Exercise – Print every entry, word for word, and skip the images.

Extracted data –
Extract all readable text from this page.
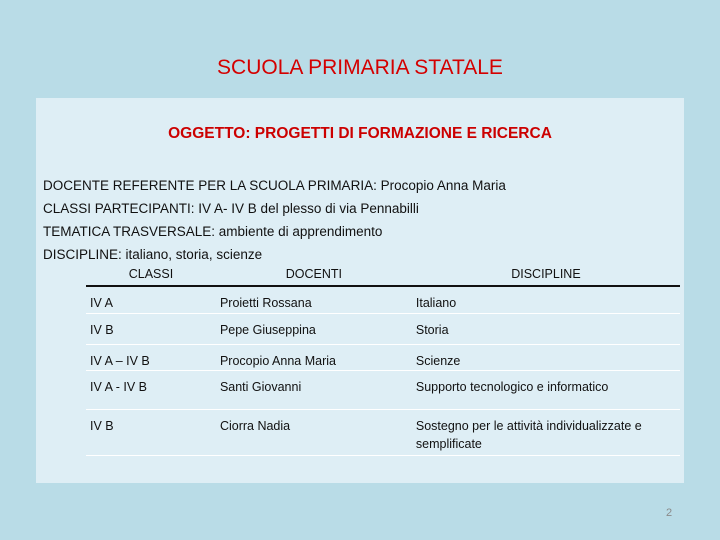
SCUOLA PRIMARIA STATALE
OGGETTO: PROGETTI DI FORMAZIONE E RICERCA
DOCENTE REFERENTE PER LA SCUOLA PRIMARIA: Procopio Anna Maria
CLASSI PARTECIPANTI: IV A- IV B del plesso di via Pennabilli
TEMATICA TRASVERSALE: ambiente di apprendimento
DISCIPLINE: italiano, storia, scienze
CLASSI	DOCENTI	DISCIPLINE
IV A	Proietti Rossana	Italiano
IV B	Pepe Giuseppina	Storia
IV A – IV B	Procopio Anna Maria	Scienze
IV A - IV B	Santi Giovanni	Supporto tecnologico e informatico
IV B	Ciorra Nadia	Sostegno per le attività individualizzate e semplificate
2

Output of the exercise –
Extract all readable text from this page.
SCUOLA PRIMARIA STATALE
OGGETTO: PROGETTI DI FORMAZIONE E RICERCA
DOCENTE REFERENTE PER LA SCUOLA PRIMARIA: Procopio Anna Maria
CLASSI PARTECIPANTI: IV A- IV B del plesso di via Pennabilli
TEMATICA TRASVERSALE: ambiente di apprendimento
DISCIPLINE: italiano, storia, scienze
CLASSI	DOCENTI	DISCIPLINE
IV A	Proietti Rossana	Italiano
IV B	Pepe Giuseppina	Storia
IV A – IV B	Procopio Anna Maria	Scienze
IV A - IV B	Santi Giovanni	Supporto tecnologico e informatico
IV B	Ciorra Nadia	Sostegno per le attività individualizzate e semplificate
2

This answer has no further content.